→ **EXERCISE**
Present every line in which the string "misc" appears.

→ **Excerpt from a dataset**
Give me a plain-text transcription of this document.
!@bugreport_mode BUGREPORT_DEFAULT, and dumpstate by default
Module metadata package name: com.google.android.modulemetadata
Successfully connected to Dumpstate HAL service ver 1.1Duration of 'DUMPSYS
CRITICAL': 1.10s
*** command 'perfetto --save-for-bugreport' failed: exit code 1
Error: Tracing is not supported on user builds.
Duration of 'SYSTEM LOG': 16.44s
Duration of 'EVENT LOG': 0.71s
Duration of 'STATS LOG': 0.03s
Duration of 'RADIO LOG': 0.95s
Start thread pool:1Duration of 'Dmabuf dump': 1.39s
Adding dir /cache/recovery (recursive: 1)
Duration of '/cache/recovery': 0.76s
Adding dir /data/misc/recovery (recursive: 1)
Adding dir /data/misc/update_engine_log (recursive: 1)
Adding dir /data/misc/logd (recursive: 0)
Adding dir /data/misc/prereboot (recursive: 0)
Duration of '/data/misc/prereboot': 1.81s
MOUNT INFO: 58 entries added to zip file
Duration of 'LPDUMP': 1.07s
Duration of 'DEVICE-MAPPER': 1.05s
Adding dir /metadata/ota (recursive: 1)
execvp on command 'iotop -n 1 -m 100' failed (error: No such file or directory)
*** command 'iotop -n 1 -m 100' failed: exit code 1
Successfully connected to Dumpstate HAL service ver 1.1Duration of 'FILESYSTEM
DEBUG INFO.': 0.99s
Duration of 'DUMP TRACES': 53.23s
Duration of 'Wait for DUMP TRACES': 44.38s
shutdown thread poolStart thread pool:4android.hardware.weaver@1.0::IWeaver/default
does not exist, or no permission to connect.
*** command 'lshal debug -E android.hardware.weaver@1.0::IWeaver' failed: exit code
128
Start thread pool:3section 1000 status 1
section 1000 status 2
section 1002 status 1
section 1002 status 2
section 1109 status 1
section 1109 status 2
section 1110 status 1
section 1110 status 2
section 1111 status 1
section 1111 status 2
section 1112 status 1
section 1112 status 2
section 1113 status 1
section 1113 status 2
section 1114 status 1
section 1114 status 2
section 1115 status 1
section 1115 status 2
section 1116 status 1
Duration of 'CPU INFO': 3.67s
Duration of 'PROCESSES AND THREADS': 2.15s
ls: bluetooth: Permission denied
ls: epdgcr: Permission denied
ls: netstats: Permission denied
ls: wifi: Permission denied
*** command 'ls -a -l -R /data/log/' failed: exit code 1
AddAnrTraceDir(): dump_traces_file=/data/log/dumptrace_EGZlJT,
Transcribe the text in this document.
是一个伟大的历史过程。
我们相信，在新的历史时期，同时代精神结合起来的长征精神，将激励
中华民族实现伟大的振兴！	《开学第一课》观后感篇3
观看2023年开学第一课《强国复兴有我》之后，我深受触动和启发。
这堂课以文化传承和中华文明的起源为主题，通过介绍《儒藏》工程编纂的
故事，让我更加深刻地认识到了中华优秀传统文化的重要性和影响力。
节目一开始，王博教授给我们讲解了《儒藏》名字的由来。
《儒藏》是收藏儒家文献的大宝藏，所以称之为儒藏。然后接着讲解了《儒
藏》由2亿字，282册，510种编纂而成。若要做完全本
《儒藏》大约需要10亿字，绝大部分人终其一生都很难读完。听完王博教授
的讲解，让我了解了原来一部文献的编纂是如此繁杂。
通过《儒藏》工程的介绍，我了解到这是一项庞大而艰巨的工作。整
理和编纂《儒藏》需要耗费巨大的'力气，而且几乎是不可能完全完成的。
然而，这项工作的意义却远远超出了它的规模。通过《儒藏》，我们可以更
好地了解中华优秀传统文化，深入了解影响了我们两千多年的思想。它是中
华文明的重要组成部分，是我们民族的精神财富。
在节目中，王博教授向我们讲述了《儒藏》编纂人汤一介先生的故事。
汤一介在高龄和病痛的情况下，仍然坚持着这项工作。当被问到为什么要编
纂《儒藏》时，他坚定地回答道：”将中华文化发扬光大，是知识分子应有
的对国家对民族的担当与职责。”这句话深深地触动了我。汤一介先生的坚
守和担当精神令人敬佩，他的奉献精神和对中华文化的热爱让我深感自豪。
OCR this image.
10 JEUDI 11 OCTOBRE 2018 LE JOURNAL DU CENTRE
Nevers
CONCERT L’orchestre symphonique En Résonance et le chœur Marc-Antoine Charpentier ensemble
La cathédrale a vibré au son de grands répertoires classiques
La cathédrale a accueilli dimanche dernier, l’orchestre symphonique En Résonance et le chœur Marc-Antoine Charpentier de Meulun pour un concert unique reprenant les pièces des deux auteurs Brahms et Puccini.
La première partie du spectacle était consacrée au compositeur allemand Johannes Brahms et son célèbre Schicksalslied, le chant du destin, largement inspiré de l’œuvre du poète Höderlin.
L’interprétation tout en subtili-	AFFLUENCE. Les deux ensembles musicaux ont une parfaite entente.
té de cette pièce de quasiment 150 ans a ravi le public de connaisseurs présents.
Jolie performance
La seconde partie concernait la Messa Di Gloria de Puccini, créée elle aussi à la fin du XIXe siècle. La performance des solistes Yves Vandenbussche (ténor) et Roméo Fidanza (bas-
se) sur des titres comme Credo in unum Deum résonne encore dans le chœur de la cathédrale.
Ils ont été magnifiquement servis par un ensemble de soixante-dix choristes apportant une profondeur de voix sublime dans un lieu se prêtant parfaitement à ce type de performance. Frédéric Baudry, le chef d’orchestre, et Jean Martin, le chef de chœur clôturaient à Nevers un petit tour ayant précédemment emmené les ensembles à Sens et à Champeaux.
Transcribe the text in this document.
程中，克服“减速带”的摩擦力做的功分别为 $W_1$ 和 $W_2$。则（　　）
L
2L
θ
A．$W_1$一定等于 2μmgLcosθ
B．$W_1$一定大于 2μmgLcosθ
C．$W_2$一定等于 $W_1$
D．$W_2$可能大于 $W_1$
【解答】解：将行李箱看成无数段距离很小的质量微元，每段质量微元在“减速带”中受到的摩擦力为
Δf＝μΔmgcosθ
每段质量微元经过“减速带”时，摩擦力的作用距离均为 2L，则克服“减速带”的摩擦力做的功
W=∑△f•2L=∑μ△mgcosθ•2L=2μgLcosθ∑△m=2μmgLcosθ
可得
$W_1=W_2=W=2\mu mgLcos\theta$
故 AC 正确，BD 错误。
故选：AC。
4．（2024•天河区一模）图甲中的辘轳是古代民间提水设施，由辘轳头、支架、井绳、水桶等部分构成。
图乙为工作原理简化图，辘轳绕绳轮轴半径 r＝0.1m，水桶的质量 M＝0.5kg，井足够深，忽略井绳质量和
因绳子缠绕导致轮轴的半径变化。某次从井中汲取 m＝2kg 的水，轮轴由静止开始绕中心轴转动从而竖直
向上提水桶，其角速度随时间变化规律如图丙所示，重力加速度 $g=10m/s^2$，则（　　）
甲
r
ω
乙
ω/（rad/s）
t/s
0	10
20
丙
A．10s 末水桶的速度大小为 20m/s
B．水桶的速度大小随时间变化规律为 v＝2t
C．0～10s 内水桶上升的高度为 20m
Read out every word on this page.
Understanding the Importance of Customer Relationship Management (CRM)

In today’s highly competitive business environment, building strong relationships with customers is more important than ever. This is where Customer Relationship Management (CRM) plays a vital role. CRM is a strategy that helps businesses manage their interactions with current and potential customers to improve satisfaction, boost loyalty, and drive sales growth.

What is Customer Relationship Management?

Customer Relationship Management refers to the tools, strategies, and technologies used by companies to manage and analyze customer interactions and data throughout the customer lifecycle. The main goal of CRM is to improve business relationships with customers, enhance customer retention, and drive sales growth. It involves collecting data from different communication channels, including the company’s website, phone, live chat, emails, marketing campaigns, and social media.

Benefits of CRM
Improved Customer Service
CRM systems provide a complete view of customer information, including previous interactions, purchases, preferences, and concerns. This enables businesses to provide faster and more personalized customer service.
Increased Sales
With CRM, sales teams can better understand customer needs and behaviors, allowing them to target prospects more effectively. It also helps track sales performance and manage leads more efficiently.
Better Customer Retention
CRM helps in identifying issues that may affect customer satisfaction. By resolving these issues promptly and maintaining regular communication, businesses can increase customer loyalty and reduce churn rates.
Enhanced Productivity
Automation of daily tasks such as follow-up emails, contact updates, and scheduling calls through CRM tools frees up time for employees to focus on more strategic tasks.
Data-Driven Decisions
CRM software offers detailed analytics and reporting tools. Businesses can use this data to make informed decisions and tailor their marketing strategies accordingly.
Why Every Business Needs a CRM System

→ **TASK ANSWER**
Adding dir /data/misc/recovery (recursive: 1)
Adding dir /data/misc/update_engine_log (recursive: 1)
Adding dir /data/misc/logd (recursive: 0)
Adding dir /data/misc/prereboot (recursive: 0)
Duration of '/data/misc/prereboot': 1.81s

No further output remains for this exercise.